### Instructions to follow
Pick out every line with the word "this" and copy it.

### Provided records
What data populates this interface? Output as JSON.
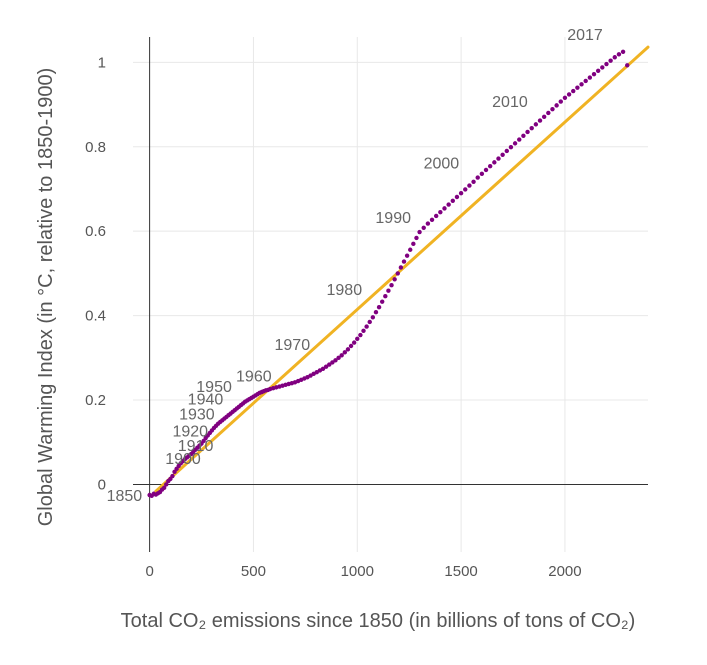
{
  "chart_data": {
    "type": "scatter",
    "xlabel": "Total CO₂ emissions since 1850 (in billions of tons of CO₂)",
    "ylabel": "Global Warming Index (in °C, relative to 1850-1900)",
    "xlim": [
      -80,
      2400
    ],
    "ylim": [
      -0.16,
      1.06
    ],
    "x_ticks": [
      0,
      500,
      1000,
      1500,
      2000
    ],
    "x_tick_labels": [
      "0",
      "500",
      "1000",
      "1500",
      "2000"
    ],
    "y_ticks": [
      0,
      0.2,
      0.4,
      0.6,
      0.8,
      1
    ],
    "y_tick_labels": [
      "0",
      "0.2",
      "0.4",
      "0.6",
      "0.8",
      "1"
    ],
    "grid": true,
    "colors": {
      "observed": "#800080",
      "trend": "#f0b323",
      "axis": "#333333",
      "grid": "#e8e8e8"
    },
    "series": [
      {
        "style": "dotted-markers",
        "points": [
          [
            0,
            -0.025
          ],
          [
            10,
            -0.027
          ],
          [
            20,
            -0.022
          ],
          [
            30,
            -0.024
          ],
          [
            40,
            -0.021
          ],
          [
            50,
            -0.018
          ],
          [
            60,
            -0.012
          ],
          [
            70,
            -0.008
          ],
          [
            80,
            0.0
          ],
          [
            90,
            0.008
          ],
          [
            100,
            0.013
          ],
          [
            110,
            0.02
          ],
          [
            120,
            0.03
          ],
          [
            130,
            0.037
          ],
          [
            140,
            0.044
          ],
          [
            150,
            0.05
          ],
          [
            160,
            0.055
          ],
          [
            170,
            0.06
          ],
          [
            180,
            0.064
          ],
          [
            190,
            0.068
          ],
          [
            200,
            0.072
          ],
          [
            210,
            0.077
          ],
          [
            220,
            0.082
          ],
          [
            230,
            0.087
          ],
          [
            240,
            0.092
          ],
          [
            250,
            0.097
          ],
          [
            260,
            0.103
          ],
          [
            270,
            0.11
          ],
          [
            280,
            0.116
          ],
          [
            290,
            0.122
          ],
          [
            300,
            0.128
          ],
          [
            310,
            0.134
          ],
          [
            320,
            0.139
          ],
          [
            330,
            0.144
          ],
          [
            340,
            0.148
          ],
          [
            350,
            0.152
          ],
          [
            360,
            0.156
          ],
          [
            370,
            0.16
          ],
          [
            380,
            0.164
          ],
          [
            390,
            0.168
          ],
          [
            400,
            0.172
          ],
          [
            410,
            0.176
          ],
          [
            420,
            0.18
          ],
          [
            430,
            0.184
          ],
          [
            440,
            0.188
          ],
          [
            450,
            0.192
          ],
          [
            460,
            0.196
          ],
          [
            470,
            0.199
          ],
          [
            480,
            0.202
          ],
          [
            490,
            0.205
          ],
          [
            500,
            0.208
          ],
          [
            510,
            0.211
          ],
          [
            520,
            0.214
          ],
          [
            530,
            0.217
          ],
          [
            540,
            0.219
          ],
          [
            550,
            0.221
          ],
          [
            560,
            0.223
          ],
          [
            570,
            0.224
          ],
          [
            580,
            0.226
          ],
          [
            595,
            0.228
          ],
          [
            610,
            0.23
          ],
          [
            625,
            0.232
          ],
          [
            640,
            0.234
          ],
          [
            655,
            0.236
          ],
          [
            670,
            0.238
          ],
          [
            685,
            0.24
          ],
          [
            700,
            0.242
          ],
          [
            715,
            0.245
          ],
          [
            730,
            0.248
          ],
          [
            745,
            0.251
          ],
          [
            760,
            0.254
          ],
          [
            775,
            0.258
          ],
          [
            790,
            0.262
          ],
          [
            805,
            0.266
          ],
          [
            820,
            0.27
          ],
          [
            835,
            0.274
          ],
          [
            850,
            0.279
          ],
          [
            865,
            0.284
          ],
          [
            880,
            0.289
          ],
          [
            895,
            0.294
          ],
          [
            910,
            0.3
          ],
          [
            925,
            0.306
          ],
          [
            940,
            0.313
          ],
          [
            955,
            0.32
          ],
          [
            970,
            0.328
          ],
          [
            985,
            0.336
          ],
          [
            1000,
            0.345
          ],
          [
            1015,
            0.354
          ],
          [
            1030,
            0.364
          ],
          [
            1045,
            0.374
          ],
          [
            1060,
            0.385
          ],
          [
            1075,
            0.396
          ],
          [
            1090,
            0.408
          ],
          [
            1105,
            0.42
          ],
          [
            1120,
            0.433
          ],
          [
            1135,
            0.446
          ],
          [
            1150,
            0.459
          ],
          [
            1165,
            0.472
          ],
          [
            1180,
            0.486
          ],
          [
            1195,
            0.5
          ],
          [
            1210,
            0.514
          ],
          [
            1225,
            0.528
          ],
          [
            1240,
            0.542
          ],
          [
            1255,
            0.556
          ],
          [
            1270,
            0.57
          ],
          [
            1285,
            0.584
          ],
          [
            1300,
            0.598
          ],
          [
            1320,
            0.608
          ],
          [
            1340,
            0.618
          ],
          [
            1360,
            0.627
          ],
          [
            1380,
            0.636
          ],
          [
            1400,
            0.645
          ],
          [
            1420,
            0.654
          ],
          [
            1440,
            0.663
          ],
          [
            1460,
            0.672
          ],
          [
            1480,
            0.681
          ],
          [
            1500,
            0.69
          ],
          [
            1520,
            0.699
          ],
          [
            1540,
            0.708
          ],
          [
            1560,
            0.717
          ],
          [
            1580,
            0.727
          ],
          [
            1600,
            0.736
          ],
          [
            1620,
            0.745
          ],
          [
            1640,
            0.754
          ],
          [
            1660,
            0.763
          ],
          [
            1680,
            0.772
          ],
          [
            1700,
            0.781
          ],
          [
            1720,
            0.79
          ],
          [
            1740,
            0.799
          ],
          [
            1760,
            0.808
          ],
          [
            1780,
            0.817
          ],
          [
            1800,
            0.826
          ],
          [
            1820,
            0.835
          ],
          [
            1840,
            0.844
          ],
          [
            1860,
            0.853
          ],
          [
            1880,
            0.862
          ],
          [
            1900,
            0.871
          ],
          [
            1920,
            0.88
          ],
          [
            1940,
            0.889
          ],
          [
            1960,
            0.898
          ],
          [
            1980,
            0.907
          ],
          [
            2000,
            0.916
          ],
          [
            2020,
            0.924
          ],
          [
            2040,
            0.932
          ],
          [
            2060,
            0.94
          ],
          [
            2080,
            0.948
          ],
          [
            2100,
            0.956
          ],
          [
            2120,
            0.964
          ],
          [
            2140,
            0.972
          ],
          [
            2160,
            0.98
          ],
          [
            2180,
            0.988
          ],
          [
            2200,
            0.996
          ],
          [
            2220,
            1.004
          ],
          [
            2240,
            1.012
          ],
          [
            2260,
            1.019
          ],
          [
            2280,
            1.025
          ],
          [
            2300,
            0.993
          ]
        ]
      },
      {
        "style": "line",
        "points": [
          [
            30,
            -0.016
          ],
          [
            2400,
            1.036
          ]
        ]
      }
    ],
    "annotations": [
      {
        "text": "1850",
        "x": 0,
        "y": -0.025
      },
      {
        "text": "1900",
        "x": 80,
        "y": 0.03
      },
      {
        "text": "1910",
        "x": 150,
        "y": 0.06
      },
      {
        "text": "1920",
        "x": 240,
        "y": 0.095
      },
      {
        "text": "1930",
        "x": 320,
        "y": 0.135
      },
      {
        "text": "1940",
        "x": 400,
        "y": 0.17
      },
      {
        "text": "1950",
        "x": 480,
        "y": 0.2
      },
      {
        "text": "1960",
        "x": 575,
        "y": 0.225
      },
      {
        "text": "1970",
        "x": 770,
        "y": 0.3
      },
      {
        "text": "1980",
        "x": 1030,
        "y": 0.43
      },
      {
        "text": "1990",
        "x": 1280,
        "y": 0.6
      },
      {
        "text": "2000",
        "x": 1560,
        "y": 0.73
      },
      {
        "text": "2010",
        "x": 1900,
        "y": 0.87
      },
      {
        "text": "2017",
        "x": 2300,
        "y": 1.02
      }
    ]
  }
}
---
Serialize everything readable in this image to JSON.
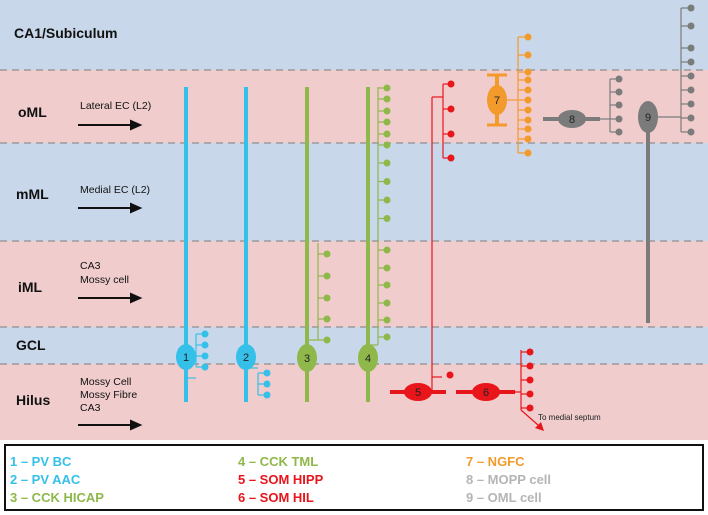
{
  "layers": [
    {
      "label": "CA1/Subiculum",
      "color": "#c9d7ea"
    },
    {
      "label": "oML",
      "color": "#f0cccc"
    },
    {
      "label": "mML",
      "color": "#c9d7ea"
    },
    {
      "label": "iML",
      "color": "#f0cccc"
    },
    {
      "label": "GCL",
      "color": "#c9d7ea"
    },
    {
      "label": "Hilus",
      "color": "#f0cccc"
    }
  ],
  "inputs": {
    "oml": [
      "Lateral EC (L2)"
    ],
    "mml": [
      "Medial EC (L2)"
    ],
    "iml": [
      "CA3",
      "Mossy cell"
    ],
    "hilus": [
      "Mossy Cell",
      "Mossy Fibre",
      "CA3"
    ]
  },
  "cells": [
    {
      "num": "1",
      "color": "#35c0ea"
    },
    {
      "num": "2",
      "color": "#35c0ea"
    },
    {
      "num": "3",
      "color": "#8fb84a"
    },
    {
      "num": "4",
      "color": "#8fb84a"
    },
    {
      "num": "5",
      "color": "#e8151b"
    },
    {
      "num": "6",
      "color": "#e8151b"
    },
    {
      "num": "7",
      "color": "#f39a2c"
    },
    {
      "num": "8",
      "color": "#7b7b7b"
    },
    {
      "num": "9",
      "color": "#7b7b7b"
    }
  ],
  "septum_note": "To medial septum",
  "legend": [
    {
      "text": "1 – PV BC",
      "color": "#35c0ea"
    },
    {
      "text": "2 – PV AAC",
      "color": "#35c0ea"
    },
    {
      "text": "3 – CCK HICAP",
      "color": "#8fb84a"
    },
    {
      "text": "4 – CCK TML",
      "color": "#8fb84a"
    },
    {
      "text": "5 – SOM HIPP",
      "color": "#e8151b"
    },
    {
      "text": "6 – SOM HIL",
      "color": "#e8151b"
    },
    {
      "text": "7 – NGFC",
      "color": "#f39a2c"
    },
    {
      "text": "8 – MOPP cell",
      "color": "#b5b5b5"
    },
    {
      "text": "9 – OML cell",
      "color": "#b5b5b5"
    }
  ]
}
---
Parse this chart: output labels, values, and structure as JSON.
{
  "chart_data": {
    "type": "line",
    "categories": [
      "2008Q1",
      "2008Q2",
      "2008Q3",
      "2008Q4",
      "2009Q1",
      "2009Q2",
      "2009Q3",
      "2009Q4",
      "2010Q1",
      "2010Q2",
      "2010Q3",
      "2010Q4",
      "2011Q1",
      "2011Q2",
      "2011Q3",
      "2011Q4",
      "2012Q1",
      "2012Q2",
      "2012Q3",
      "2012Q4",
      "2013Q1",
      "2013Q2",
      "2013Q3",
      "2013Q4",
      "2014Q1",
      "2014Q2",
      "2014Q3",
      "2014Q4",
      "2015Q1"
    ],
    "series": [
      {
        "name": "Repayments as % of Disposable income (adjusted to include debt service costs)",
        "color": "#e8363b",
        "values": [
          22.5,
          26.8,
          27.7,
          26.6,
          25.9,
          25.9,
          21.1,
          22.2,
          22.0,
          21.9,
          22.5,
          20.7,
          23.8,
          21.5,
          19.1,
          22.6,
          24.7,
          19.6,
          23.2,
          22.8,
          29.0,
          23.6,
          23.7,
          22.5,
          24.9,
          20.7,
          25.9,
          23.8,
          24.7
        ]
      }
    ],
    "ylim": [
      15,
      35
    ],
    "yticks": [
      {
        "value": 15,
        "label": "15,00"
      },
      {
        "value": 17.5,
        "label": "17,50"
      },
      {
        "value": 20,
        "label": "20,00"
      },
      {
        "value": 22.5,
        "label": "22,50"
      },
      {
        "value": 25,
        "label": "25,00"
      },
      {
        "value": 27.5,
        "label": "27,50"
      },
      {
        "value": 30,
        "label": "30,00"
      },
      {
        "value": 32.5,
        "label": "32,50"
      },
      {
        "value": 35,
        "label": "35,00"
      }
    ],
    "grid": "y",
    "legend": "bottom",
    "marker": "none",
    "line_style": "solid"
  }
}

### Task answer
What data populates this interface? Output as JSON.
Serialize everything readable in this image to JSON.
Parse this chart: output labels, values, and structure as JSON.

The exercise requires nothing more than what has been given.